======== PASSAGE GIVEN
Shortly after playing in Class AA and Triple A teams, Choi finally got added to the Mariners 40-man roster on Nov. 20, 2013. But his stride came to a quick end in April 2014, when he tested positive for methandienone, a type of steroid, and was suspended for 50 games.

Although Choi returned to the Mariners that summer, he ended up leaving the team, signing a minor league contract with the Baltimore Orioles in November 2015. However, Choi’s stay with the Orioles was a brief one, as he made another transfer to the Angels after getting selected in the 2015 Rule 5 Draft.

The Rule 5 Draft is an annual draft held in December at the Winter Meeting of general managers, created to prevent teams from having too many young players on their minor league affiliate teams and allow them to play in the big leagues.

With the Angels, Choi finally made his big league debut in 2016. Over the first two seasons in the MLB he appeared in 60 games with a batting average of .181 with seven home runs and 17 RBIs.

Although Choi’s statistics weren’t good enough to make the starting lineup, his potential and his cheap contract attracted a lot of major league clubs, as he was considered a solid backup player.

After being released by the Angels, Choi spent one season with the Yankees before signing another minor league deal with the Brewers. Although Choi was added to the Brewers’ Opening Day roster and hit two home runs which included his first-ever career grand slam, Choi still got traded to the Rays in June as the team had one too many first basemen.

The move to the Rays turned out to be the right decision. This season, the Rays are considered a weaker team in the American League East so they signed mostly young players with potential and cheaper contracts. Choi signed a split contract with the Brewers where he could have received up to $1.5 million if he managed to stay in the big league. However, as the Brewers traded Choi, the Rays were able to bring him to the team by only paying $379,310, the adjusted salary from his contract.

The transfer worked out for Choi as well, as he was given more chances to play in big league games. Since his move to the Rays, Choi has hit eight home runs and found his spot as the team’s cleanup hitter.

The Rays, who are third in the American League East, will continue their season with a three-game series against the Toronto Blue Jays starting today.
================
======== ITEMS
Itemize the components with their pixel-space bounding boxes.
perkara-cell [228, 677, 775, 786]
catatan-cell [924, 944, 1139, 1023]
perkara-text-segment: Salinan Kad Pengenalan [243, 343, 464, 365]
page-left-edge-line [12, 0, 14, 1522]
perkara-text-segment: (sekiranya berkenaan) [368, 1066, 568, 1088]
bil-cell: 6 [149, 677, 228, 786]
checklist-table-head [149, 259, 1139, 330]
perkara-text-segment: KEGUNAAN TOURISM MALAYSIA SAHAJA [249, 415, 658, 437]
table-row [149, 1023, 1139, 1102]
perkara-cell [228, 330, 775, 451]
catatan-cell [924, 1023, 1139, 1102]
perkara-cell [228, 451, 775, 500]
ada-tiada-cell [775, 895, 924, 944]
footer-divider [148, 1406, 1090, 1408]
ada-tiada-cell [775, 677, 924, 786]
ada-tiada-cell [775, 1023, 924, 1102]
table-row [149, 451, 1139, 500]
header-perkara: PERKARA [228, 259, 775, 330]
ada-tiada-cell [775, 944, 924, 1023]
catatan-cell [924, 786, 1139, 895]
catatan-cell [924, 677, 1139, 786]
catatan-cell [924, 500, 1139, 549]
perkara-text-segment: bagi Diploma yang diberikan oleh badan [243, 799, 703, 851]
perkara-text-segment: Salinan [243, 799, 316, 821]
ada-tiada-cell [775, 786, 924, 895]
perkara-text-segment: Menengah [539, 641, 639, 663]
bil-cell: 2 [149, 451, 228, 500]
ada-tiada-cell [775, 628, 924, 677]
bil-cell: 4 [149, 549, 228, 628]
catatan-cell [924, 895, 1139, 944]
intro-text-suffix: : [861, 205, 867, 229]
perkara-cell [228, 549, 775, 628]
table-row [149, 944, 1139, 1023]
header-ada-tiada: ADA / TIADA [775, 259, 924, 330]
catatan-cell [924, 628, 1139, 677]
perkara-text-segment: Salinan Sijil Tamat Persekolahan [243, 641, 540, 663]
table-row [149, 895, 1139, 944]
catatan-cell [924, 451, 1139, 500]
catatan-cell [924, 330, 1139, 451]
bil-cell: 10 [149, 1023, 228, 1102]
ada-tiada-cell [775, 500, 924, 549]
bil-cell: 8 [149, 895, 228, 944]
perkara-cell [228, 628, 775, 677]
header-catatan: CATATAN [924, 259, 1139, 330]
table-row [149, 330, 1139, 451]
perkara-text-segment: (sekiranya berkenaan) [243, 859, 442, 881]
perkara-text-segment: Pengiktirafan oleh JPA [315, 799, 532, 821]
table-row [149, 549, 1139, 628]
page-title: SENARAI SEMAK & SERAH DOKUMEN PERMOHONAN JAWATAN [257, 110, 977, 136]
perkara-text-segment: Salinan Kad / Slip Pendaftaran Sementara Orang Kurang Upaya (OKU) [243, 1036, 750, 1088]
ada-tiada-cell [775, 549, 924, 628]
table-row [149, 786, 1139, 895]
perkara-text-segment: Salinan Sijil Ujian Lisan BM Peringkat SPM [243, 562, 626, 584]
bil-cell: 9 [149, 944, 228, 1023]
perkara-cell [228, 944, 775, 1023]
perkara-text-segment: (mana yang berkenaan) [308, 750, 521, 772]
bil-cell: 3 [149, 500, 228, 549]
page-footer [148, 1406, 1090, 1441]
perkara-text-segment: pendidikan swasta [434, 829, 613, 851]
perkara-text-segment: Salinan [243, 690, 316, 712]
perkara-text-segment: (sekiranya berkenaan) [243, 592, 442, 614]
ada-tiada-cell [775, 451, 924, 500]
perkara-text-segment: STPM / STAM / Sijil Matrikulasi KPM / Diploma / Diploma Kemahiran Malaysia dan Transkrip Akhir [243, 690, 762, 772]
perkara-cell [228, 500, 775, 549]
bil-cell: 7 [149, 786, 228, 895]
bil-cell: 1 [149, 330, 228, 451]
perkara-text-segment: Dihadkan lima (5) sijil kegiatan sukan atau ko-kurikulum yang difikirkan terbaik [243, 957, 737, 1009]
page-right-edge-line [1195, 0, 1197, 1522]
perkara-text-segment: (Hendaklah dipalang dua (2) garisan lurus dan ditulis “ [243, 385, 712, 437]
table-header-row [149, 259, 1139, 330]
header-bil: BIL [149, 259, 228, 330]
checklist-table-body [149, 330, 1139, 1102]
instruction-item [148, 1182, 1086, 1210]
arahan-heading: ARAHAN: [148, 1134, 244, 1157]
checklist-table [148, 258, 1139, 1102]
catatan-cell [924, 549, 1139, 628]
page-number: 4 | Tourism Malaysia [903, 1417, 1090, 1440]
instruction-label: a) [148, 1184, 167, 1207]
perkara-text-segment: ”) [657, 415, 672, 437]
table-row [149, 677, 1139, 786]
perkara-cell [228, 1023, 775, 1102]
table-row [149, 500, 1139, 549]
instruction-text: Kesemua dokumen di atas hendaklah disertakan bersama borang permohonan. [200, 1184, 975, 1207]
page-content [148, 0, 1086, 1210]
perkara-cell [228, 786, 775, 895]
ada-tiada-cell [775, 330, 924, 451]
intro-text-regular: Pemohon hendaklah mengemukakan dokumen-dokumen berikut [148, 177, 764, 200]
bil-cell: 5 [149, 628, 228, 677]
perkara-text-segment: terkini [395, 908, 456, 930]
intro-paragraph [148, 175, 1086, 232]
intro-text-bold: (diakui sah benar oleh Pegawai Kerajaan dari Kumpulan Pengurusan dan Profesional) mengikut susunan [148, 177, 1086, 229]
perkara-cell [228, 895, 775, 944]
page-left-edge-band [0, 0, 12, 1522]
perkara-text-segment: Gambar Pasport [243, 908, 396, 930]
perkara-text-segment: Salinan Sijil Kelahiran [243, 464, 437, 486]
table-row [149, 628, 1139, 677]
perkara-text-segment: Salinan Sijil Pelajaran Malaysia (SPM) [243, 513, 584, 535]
================
• [TO DO]:
(a) Reproduce verbatim the stretch of the article on Choi's baseball career from "Although Choi’s statistics" through "solid backup player.".
(b) In the records, take the stretch from the start through the line containing "1066, 568, 1088]" and swap "catatan-cell" for "notes-cell", leaving everything else unchanged; return only those lines.
These records are unrelated to the text.

• [RESPONSES PER TASK]:
(a)
Although Choi’s statistics weren’t good enough to make the starting lineup, his potential and his cheap contract attracted a lot of major league clubs, as he was considered a solid backup player.

(b)
Itemize the components with their pixel-space bounding boxes.
perkara-cell [228, 677, 775, 786]
notes-cell [924, 944, 1139, 1023]
perkara-text-segment: Salinan Kad Pengenalan [243, 343, 464, 365]
page-left-edge-line [12, 0, 14, 1522]
perkara-text-segment: (sekiranya berkenaan) [368, 1066, 568, 1088]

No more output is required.